In the items below, change "egg-breaking head" to "egg-cracking head" in the part that runs from the start of the items through the line containing "The bolt 96 is at (176, 322).", and give that part again with everything else unchanged. Leave the pictures out of your answer.

[Dataset records]

Start

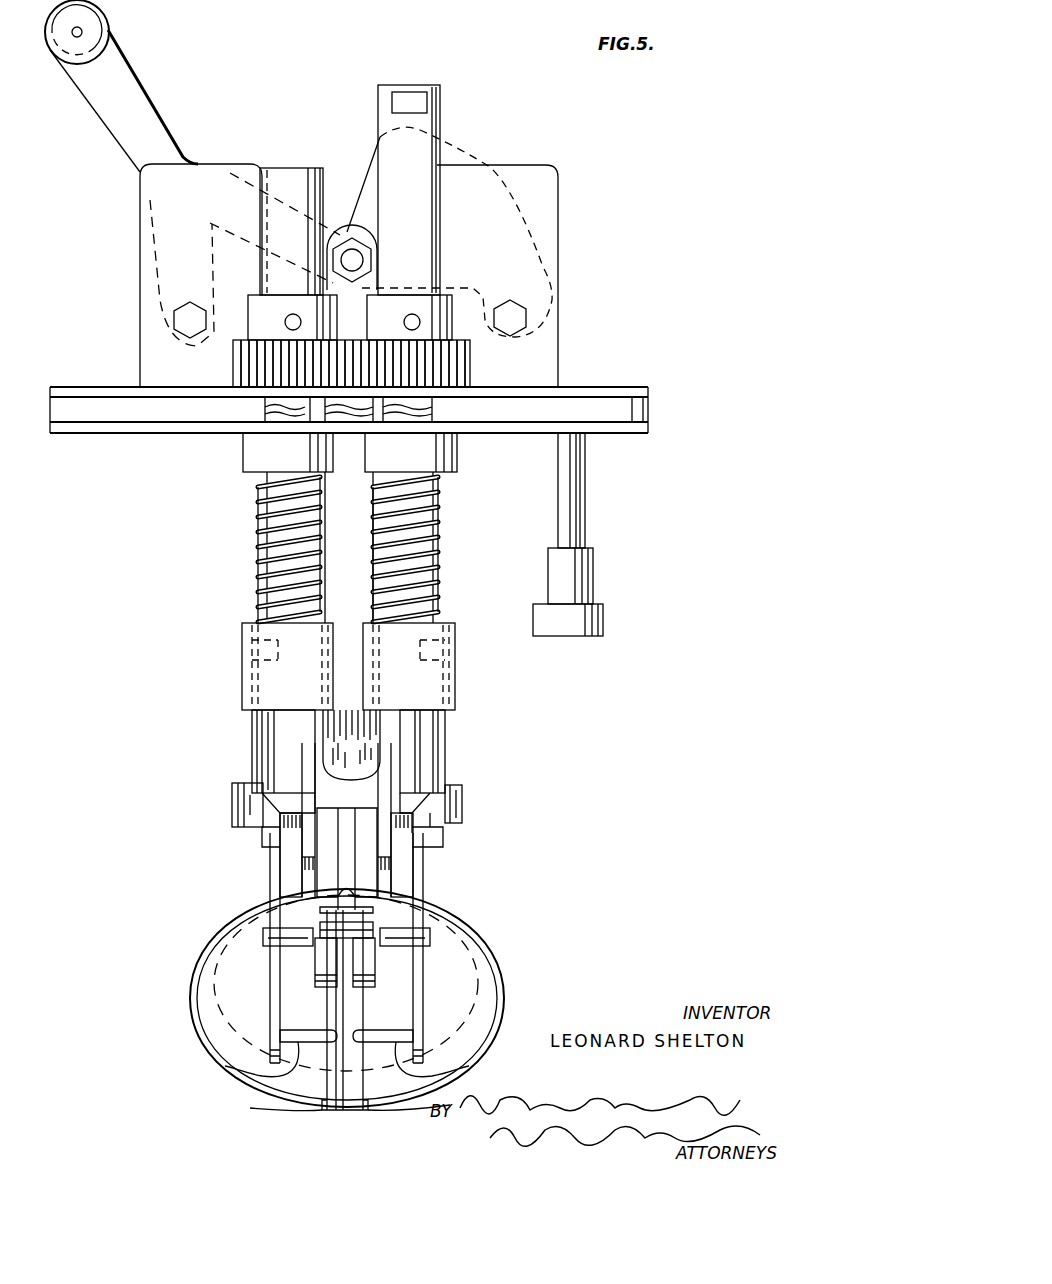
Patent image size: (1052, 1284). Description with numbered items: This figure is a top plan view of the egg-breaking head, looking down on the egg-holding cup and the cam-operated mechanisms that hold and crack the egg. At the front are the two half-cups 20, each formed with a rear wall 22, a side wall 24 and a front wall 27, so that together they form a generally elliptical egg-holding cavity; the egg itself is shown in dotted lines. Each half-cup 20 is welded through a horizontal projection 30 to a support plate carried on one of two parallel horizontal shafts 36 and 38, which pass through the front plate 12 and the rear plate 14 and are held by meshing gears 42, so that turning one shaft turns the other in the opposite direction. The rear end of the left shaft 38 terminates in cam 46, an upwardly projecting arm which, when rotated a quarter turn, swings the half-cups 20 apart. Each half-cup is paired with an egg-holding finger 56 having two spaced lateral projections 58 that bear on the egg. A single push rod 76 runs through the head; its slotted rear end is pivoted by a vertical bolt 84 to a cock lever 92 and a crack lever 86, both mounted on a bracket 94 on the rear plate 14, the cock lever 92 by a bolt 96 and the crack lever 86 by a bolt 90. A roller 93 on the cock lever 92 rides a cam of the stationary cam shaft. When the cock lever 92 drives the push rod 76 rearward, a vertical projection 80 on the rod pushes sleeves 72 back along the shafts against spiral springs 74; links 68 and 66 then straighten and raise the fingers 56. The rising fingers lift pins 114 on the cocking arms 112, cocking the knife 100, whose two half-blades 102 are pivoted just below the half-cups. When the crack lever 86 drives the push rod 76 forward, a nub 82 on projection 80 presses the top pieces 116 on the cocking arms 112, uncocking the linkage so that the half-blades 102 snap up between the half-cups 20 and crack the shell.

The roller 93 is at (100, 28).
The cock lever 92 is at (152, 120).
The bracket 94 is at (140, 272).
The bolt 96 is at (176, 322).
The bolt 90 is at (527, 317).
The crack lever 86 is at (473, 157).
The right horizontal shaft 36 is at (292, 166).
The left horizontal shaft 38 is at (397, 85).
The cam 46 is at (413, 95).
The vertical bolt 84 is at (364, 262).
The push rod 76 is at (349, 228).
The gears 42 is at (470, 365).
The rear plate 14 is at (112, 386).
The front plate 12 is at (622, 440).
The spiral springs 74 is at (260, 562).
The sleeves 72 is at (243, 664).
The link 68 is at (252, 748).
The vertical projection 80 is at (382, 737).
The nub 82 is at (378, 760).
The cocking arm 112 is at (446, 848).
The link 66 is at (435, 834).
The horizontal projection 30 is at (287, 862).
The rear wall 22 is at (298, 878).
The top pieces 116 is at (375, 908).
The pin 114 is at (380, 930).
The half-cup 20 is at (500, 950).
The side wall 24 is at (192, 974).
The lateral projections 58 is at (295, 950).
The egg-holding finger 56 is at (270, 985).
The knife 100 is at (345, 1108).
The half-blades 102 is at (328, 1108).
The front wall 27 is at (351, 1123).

End

:: Right answer ::
Patent image size: (1052, 1284). Description with numbered items: This figure is a top plan view of the egg-cracking head, looking down on the egg-holding cup and the cam-operated mechanisms that hold and crack the egg. At the front are the two half-cups 20, each formed with a rear wall 22, a side wall 24 and a front wall 27, so that together they form a generally elliptical egg-holding cavity; the egg itself is shown in dotted lines. Each half-cup 20 is welded through a horizontal projection 30 to a support plate carried on one of two parallel horizontal shafts 36 and 38, which pass through the front plate 12 and the rear plate 14 and are held by meshing gears 42, so that turning one shaft turns the other in the opposite direction. The rear end of the left shaft 38 terminates in cam 46, an upwardly projecting arm which, when rotated a quarter turn, swings the half-cups 20 apart. Each half-cup is paired with an egg-holding finger 56 having two spaced lateral projections 58 that bear on the egg. A single push rod 76 runs through the head; its slotted rear end is pivoted by a vertical bolt 84 to a cock lever 92 and a crack lever 86, both mounted on a bracket 94 on the rear plate 14, the cock lever 92 by a bolt 96 and the crack lever 86 by a bolt 90. A roller 93 on the cock lever 92 rides a cam of the stationary cam shaft. When the cock lever 92 drives the push rod 76 rearward, a vertical projection 80 on the rod pushes sleeves 72 back along the shafts against spiral springs 74; links 68 and 66 then straighten and raise the fingers 56. The rising fingers lift pins 114 on the cocking arms 112, cocking the knife 100, whose two half-blades 102 are pivoted just below the half-cups. When the crack lever 86 drives the push rod 76 forward, a nub 82 on projection 80 presses the top pieces 116 on the cocking arms 112, uncocking the linkage so that the half-blades 102 snap up between the half-cups 20 and crack the shell.

The roller 93 is at (100, 28).
The cock lever 92 is at (152, 120).
The bracket 94 is at (140, 272).
The bolt 96 is at (176, 322).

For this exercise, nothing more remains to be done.